* [Deine Aufgabe]: Gib aus dem Text über barrierefreie Angebote alles von „Das Wichtigste ist, Ihr“ bis hinunter zu „umgesetzt werden sollten.“ Wort für Wort wieder.

#### Auszug ####

Barrierefreie Produkte entwickeln
Egal ob Orte, Regionen oder Betriebe, seien Sie sich sicher, niemand erwartet von Ihnen, dass Sie von heute auf morgen komplett barrierefrei werden. Ihr vorrangiges Ziel sollte daher zu diesem Zeitpunkt sein, barrierefreie Angebote zu entwickeln und anzubieten, und dabei immer die Zielgruppe im Fokus behalten.
Das Wichtigste ist, Ihr Angebot mit den Reisebedürfnissen Ihrer Gäste abzustimmen. Dazu gehört im Idealfall die gesamte barrierefrei funktionierende Servicekette. Behalten Sie dabei immer im Hinterkopf, dass sowohl Gäste mit Mobilitäts- und Sinneseinschränkungen als auch ältere Menschen und Familien ganz spezifische Bedürfnisse und somit auch unterschiedliche Ansprüche an die Servicekette (oder ‚Customer Journey‘) haben. Wenn möglich, fragen Sie Ihre Gäste einfach einmal, denn gemeinsam können Sie die besten Lösungen finden. Sie können so auch besser priorisieren, welche Anforderungen als Erstes umgesetzt werden sollten.
Produktentwicklung in fünf Schritten
Ein Produktentwicklungsprozess besteht aus mehreren Etappen, wir stellen Ihnen einen praktischen Ansatz bestehend aus fünf Schritten vor, der idealerweise im Rahmen eines oder mehrerer Produktentwicklungsworkshops erfolgen sollte.

#### Einträge ####

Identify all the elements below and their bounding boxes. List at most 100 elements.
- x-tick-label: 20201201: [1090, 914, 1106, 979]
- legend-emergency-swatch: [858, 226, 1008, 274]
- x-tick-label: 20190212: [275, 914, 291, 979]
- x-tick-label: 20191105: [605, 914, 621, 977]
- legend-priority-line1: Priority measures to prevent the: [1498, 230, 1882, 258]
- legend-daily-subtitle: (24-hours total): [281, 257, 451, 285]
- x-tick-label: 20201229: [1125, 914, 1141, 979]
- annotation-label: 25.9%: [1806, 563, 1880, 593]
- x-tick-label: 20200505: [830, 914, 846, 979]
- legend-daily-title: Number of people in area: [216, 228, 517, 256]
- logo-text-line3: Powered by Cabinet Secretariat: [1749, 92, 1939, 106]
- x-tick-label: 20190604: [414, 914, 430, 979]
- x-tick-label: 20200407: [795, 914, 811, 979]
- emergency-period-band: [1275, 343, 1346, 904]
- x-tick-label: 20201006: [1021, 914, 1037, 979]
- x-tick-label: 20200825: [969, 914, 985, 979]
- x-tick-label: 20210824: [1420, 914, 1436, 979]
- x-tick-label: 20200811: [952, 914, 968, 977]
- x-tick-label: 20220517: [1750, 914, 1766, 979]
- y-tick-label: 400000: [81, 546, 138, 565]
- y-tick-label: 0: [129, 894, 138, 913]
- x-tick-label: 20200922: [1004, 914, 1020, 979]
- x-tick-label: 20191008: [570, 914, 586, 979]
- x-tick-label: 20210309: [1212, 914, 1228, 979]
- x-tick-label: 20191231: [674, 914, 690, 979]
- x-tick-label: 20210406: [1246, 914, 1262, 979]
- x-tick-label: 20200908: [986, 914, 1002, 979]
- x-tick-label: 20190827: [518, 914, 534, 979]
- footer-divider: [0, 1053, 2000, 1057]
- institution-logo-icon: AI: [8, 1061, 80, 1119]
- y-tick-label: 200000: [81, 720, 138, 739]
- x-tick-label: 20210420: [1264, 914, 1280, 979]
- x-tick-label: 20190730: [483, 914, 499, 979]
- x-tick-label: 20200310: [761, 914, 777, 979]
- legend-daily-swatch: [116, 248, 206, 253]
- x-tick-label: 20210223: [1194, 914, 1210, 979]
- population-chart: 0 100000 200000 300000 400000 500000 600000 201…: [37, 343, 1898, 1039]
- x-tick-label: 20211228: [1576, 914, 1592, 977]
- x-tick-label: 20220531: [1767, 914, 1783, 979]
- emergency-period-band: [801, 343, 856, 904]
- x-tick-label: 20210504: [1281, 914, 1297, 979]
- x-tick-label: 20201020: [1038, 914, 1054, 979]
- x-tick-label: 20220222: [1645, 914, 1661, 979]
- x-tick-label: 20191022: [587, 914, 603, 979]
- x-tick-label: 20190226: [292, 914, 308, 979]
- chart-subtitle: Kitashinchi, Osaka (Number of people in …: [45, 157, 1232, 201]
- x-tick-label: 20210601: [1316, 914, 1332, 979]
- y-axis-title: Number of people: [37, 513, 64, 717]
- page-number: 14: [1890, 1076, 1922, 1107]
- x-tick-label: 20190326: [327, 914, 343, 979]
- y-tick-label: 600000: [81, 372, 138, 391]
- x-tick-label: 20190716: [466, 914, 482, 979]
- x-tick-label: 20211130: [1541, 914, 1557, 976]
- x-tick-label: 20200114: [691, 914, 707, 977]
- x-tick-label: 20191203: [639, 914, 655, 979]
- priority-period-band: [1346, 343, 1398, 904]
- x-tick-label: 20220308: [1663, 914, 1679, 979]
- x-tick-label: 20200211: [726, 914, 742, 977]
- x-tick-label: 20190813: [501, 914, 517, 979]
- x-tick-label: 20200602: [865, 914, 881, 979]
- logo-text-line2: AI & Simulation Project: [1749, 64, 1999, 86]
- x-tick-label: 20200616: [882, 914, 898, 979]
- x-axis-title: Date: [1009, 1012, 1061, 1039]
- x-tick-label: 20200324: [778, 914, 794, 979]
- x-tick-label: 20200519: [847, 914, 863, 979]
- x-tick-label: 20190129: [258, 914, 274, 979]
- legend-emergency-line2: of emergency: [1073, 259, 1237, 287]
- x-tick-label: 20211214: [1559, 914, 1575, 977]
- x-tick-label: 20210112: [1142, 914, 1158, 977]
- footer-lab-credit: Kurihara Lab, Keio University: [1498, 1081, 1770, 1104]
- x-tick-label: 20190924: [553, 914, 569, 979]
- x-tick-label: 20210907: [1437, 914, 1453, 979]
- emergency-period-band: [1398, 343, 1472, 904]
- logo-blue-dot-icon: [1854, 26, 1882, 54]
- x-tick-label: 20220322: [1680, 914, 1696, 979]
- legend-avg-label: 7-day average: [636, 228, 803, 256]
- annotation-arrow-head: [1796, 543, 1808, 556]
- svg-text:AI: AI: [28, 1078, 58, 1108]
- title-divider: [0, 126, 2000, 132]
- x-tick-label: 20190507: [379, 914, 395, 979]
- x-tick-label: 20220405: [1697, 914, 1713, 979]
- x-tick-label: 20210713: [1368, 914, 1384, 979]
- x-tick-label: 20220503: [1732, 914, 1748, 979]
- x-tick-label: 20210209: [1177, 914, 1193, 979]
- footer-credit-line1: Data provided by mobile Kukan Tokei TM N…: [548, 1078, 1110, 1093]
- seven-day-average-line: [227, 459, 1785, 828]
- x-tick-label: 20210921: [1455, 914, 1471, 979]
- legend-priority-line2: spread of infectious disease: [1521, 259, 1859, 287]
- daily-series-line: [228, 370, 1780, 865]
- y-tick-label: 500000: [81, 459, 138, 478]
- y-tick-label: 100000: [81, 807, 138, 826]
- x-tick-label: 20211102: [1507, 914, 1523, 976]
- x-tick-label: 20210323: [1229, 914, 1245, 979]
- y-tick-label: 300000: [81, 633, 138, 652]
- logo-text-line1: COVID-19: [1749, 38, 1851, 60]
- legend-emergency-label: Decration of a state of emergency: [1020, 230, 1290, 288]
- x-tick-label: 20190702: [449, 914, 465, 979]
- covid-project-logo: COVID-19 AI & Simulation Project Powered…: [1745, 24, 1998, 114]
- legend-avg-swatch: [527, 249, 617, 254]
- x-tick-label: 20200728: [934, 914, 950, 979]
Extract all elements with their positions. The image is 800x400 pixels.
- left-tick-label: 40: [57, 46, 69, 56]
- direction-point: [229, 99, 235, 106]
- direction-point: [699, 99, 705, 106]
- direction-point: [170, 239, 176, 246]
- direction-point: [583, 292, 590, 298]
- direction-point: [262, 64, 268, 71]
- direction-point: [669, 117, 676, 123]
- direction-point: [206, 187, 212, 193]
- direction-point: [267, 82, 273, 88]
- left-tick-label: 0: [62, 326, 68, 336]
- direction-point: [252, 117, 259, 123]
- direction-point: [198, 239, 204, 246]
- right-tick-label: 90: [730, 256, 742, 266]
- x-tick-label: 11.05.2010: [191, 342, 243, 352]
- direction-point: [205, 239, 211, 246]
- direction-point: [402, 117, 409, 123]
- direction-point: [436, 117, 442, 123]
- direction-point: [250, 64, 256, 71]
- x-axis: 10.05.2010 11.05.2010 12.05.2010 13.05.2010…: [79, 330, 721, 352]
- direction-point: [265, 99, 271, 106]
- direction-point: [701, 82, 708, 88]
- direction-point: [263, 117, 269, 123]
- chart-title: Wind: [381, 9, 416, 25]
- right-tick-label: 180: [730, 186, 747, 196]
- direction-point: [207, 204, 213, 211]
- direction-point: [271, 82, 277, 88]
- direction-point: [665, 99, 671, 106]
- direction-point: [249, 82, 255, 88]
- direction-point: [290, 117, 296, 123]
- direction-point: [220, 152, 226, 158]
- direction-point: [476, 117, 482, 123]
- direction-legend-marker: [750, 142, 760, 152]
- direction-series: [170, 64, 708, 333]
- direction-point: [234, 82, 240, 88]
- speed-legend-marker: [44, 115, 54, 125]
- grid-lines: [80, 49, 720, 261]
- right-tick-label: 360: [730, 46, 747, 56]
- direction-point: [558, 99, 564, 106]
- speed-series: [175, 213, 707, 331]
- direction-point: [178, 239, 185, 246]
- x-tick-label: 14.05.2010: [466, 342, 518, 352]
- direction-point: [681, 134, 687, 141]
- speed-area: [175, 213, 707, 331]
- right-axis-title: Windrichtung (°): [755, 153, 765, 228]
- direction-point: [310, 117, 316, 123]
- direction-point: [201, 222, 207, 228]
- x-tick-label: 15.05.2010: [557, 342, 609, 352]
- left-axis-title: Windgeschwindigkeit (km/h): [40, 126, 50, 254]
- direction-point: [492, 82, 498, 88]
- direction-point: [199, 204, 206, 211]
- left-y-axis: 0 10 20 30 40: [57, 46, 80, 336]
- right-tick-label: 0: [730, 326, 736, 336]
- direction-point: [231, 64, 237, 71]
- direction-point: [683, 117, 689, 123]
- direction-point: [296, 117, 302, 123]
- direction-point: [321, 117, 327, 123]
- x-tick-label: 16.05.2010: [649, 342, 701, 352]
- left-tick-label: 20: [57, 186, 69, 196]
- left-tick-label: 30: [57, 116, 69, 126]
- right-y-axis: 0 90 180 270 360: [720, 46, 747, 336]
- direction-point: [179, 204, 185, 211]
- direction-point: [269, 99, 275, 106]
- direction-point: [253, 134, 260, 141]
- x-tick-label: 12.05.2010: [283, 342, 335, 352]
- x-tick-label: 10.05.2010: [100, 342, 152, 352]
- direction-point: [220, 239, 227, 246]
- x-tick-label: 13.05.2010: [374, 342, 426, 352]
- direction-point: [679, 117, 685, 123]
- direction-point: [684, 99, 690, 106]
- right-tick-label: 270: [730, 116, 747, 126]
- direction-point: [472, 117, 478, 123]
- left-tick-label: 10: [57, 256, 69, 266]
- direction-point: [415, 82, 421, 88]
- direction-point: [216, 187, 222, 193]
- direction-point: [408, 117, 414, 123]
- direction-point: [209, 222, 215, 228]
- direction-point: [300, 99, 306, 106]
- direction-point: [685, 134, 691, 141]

####

* [Ergebnis unten]:
Das Wichtigste ist, Ihr Angebot mit den Reisebedürfnissen Ihrer Gäste abzustimmen. Dazu gehört im Idealfall die gesamte barrierefrei funktionierende Servicekette. Behalten Sie dabei immer im Hinterkopf, dass sowohl Gäste mit Mobilitäts- und Sinneseinschränkungen als auch ältere Menschen und Familien ganz spezifische Bedürfnisse und somit auch unterschiedliche Ansprüche an die Servicekette (oder ‚Customer Journey‘) haben. Wenn möglich, fragen Sie Ihre Gäste einfach einmal, denn gemeinsam können Sie die besten Lösungen finden. Sie können so auch besser priorisieren, welche Anforderungen als Erstes umgesetzt werden sollten.